[Start of Records for this task]

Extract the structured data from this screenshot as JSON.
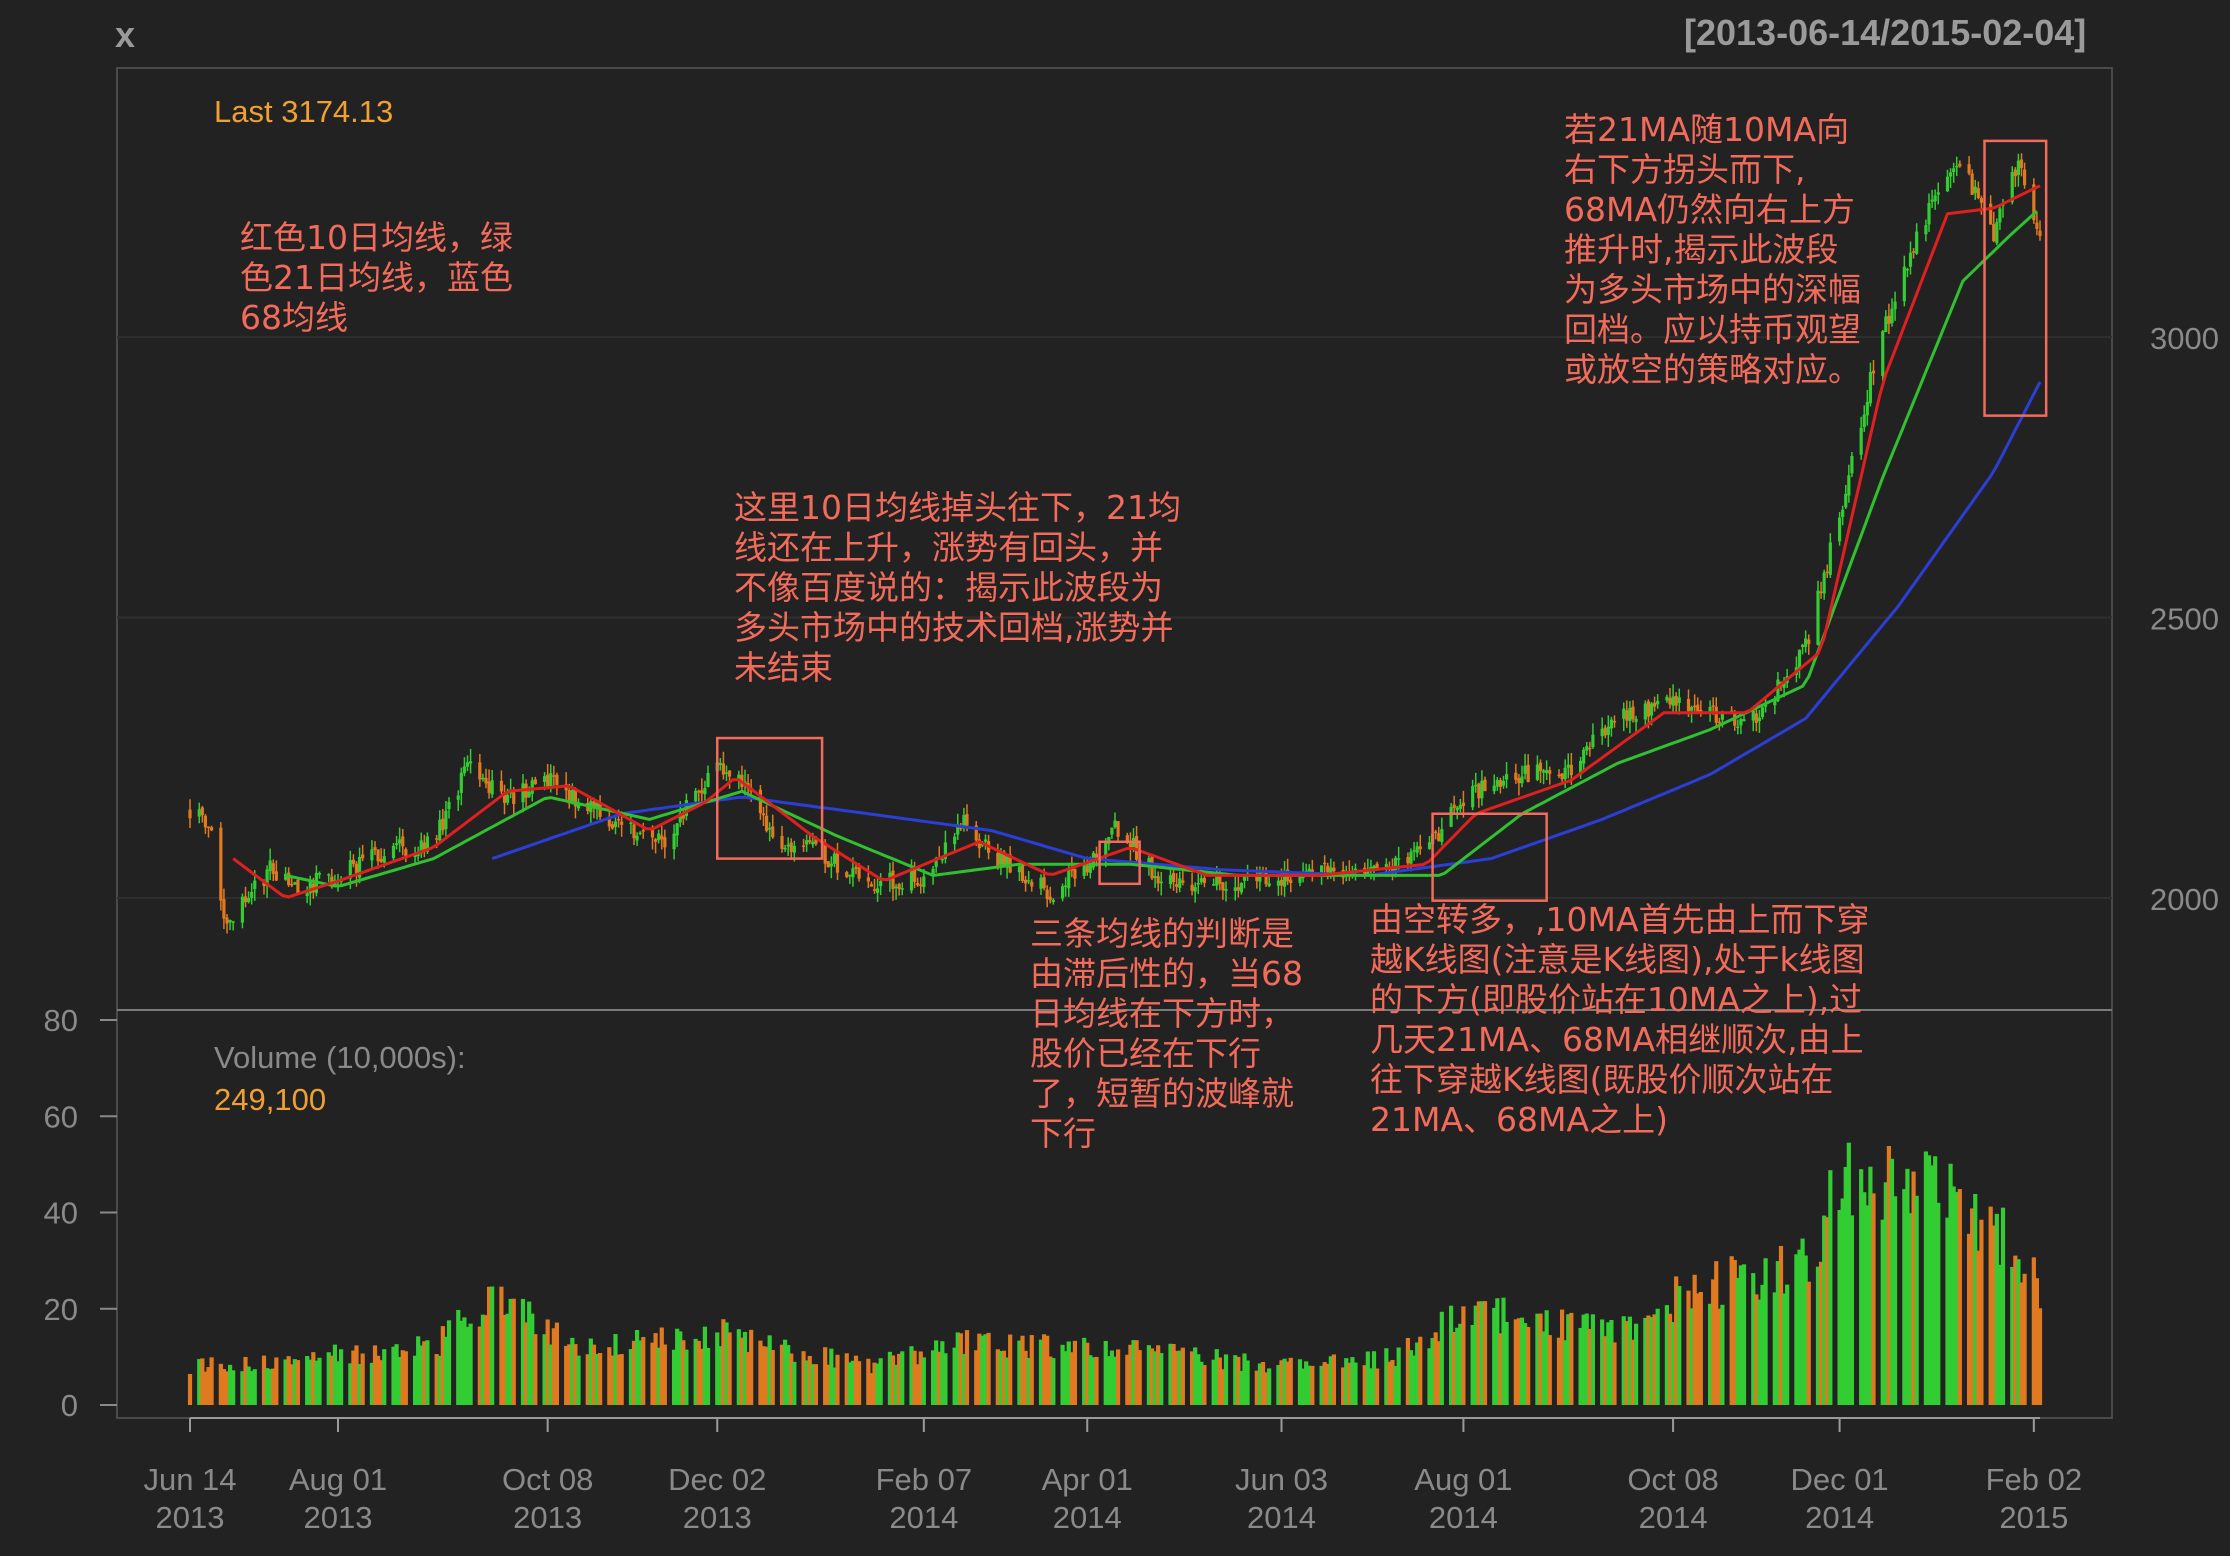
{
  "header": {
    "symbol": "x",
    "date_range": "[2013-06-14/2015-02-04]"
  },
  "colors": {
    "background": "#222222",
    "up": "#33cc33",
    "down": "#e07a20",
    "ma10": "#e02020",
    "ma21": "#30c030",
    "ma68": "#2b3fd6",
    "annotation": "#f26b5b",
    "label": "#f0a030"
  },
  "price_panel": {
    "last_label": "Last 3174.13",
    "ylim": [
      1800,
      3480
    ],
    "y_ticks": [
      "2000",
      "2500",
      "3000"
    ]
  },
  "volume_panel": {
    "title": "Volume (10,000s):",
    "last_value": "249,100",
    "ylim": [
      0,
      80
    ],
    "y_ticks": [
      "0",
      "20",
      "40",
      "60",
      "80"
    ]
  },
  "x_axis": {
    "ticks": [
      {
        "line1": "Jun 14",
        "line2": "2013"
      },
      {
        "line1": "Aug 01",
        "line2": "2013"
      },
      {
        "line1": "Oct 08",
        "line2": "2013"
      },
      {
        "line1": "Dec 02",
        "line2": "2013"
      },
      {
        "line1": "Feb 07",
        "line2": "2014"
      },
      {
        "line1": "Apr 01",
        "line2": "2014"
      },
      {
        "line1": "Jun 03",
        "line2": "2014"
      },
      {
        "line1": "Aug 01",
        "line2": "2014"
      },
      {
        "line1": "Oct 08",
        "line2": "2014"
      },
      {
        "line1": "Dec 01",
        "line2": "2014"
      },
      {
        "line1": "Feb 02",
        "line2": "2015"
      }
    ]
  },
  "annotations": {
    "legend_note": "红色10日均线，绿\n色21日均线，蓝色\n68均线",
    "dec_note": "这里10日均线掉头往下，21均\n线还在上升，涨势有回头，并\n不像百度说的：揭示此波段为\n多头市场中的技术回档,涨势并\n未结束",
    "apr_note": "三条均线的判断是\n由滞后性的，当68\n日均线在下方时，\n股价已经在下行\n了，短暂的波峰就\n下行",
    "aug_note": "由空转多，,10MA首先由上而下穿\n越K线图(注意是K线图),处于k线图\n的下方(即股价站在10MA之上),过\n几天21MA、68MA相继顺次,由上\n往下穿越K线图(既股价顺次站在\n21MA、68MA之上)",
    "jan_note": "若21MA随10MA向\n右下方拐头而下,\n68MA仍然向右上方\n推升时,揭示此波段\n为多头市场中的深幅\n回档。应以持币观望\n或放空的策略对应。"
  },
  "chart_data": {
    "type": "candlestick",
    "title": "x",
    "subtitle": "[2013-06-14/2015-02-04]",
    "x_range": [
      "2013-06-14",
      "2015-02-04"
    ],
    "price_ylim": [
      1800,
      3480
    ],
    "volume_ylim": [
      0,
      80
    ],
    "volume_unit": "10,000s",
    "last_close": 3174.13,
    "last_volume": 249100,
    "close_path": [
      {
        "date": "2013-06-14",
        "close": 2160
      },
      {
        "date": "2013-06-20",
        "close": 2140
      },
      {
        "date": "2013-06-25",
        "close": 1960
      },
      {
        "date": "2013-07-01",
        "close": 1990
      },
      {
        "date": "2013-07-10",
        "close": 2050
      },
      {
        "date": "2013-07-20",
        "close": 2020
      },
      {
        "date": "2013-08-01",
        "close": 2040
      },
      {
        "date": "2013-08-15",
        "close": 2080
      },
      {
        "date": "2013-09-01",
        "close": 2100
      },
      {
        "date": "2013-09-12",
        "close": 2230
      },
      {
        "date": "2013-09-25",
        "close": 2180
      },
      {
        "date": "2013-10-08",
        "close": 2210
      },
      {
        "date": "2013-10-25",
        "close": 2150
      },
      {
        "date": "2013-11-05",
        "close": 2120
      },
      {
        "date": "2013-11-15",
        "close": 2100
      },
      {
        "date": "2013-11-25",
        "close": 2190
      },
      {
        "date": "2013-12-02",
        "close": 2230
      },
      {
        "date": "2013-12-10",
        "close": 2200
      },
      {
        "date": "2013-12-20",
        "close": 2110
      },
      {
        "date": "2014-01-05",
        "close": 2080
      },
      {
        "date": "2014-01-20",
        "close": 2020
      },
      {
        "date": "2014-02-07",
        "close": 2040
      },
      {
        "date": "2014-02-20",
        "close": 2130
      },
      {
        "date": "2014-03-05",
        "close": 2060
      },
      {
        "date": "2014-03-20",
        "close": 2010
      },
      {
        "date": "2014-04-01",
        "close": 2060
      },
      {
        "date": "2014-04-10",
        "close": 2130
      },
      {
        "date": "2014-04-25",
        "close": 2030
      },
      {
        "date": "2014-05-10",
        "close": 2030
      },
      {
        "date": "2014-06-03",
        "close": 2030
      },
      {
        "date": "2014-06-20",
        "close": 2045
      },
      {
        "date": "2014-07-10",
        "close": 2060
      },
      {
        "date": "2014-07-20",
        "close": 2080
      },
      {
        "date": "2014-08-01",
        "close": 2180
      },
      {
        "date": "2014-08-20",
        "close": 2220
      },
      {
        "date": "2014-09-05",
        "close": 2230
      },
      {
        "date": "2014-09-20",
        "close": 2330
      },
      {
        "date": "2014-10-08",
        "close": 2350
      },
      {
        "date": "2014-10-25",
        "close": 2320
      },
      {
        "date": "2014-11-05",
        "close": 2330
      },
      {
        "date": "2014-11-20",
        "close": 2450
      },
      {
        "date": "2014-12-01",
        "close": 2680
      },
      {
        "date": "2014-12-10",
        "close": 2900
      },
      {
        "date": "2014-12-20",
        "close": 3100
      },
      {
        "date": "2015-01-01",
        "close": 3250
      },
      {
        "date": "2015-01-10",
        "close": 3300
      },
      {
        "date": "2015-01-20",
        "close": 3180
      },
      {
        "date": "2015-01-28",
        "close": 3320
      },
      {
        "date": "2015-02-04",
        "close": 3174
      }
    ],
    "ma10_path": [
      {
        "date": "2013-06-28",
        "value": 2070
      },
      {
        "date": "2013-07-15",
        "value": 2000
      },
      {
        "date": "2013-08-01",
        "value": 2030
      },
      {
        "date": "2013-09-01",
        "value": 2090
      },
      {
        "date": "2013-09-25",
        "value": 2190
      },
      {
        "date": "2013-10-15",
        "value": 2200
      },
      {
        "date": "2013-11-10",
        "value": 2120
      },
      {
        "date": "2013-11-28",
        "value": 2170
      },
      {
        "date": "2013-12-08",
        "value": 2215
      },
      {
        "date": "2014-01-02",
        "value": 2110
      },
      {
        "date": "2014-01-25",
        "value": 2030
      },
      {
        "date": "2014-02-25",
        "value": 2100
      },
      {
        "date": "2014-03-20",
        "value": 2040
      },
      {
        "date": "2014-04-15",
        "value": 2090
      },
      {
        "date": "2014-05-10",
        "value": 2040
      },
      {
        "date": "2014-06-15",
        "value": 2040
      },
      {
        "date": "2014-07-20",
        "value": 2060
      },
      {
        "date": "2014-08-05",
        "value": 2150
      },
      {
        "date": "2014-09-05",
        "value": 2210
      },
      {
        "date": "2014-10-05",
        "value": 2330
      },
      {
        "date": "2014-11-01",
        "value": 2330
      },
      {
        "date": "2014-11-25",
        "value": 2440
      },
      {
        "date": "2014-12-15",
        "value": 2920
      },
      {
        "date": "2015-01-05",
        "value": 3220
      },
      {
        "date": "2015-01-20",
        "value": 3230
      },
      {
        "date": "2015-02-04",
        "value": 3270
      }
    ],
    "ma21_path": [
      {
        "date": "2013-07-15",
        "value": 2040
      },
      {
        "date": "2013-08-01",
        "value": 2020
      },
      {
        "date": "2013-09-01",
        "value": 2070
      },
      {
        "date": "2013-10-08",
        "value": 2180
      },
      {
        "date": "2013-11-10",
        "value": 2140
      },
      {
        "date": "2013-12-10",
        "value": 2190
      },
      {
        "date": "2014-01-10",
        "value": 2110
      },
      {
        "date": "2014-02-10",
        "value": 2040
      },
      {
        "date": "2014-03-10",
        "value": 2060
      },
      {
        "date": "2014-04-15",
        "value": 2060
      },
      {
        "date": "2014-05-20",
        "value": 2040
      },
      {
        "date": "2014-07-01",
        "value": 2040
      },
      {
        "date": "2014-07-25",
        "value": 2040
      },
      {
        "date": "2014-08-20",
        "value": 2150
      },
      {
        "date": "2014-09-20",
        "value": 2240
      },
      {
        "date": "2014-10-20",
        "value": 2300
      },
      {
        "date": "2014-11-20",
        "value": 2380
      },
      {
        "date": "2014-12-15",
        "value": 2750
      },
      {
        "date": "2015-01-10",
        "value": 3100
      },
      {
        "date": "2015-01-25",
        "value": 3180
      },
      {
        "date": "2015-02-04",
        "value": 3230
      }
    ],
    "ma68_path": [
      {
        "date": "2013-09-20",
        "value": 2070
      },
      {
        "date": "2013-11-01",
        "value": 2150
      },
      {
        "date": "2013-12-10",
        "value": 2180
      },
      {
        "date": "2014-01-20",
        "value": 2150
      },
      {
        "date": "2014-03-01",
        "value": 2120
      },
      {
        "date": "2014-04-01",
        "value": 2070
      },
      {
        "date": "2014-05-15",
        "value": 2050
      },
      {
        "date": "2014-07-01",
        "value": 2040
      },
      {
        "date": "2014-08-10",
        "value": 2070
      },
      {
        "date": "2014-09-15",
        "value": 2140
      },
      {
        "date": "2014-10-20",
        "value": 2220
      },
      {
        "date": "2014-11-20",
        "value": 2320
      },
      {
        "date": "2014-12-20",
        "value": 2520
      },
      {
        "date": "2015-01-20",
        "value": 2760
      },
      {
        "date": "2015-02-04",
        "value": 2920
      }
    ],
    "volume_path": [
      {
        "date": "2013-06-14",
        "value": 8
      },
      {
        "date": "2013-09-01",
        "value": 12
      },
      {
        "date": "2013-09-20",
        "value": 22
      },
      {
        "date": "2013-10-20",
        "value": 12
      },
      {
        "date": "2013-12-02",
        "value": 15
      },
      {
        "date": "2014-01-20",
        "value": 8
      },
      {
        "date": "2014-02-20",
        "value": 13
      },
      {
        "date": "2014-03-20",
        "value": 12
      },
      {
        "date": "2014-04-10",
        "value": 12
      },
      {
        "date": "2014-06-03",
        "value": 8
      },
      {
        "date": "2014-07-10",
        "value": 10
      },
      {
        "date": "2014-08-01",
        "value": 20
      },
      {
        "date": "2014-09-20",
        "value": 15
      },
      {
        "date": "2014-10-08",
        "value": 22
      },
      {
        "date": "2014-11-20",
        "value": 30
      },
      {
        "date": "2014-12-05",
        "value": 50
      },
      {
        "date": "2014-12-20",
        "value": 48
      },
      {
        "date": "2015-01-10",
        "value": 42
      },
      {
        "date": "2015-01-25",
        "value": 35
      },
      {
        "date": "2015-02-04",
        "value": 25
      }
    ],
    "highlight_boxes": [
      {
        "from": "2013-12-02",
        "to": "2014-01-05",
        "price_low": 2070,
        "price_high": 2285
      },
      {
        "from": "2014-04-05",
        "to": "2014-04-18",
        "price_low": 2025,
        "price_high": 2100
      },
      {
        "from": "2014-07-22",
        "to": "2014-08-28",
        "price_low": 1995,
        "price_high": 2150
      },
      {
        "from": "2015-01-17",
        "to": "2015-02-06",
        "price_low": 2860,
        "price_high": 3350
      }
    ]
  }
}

[End of Records for this task]

= What you will do =
Looking at the records above, report how many lines contain the word "from". Answer with the number only.

= Answer to this exercise =
5